__Task directions__. The abstract on the CCK1 receptor and high fat diet names the meal measures determined in the CCK1 R−/− and CCK1 R+/+ mice fed high fat or low fat diets. List all of them.

------ Provided passage ------

CCK1 receptor is essential for normal meal patterning in mice fed high fat diet

Abstract Cholecystokinin (CCK), released by lipid in the intestine, initiates satiety by acting at cholecystokinin type 1 receptors (CCK1 Rs) located on vagal afferent nerve terminals located in the wall of the gastrointestinal tract. In the present study, we determined the role of the CCK1 R in the short term effects of a high fat diet on daily food intake and meal patterns using mice in which the CCK1 R gene is deleted. CCK1 R−/− and CCK1 R+/+ mice were fed isocaloric high fat (HF) or low fat (LF) diets ad libitum for 18 h each day and meal size, meal frequency, intermeal interval, and meal duration were determined. Daily food intake was unaltered by diet in the CCK1 R−/− compared to CCK1 R+/+ mice. However, meal size was larger in the CCK1 R−/− mice compared to CCK1 R+/+ mice when fed a HF diet, with a concomitant decrease in meal frequency. Meal duration was increased in mice fed HF diet regardless of phenotype. In addition, CCK1 R−/− mice fed a HF diet had a 75% decrease in the time to 1st meal compared to CCK1 R+/+ mice following a 6 h fast. These data suggest that lack of the CCK1 R results in diminished satiation, causing altered meal patterns including larger, less frequent meals when fed a high fat diet. These results suggest that the CCK1 R is involved in regulating caloric intake on a meal to meal basis, but that other factors are responsible for regulation of daily food intake.

------ Supplied entries ------

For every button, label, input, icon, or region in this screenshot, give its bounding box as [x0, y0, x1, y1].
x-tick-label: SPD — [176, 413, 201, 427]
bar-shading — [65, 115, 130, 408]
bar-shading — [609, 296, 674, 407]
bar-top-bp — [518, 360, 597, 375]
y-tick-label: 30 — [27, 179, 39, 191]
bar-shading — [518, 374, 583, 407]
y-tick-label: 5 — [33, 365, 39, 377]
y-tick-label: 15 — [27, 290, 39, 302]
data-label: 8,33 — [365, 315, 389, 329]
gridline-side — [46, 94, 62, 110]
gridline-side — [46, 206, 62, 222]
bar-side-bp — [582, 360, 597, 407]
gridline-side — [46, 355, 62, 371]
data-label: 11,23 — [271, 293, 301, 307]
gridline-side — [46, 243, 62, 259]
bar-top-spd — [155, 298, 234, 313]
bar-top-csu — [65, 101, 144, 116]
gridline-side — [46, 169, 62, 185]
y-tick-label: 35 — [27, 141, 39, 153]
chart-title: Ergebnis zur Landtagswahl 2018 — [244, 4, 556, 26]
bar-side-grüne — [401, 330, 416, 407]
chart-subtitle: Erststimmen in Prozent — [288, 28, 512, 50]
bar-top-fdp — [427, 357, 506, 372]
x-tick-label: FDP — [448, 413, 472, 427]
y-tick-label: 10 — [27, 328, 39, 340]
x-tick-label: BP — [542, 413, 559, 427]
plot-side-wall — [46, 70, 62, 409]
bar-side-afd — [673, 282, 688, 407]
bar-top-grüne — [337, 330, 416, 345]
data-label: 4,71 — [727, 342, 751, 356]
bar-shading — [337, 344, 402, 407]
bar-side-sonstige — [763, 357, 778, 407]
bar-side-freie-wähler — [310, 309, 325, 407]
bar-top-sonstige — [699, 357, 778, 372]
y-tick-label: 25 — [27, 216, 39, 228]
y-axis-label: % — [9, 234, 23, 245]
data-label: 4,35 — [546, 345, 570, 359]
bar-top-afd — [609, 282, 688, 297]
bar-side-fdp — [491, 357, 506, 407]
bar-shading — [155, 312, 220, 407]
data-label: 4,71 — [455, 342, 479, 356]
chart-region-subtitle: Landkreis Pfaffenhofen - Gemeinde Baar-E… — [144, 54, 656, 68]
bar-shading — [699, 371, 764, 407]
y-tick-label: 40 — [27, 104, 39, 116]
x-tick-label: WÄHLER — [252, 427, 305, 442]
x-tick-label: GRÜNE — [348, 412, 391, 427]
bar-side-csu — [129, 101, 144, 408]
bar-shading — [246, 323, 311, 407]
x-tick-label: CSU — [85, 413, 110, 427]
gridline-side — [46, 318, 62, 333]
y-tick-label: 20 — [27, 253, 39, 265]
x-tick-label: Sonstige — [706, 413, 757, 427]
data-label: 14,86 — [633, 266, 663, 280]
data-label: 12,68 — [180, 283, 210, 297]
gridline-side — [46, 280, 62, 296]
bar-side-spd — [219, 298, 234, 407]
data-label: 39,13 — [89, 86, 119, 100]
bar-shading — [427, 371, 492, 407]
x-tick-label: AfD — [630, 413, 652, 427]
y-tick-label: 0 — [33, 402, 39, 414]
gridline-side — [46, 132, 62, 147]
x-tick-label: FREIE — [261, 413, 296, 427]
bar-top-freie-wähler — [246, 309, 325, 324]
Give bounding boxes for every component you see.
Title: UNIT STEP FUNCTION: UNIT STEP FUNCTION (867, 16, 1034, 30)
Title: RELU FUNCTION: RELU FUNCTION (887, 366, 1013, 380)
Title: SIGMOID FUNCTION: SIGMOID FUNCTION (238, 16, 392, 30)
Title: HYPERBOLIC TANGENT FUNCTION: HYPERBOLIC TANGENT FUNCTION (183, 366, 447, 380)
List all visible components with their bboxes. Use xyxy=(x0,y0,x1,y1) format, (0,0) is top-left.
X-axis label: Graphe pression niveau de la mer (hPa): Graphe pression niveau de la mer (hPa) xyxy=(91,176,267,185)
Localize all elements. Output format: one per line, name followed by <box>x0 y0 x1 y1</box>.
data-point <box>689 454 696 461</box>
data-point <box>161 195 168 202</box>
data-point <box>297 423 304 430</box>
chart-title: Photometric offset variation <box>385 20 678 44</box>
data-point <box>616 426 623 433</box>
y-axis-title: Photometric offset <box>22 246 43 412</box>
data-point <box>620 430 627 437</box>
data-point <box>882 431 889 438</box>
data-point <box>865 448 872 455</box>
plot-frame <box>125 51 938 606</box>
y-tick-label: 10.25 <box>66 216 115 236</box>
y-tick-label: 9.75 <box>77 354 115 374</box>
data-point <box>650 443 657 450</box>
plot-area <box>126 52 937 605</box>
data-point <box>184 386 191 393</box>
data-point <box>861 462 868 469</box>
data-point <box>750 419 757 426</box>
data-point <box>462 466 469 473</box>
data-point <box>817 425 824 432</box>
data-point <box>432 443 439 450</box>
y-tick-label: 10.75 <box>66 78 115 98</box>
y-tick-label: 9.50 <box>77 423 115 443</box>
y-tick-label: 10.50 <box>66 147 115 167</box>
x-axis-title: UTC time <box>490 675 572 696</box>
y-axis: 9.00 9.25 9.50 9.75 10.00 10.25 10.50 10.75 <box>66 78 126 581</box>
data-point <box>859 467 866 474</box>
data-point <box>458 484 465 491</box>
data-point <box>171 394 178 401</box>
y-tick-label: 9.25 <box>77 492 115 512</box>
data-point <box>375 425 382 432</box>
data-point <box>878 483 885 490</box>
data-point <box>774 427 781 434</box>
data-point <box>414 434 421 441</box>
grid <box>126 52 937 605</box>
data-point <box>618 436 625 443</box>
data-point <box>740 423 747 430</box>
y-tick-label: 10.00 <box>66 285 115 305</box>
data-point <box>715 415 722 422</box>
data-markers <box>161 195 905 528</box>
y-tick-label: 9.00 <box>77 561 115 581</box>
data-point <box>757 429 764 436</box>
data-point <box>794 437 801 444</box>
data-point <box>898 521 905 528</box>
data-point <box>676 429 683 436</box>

------

__Reply__.
- meal size
- meal frequency
- intermeal interval
- meal duration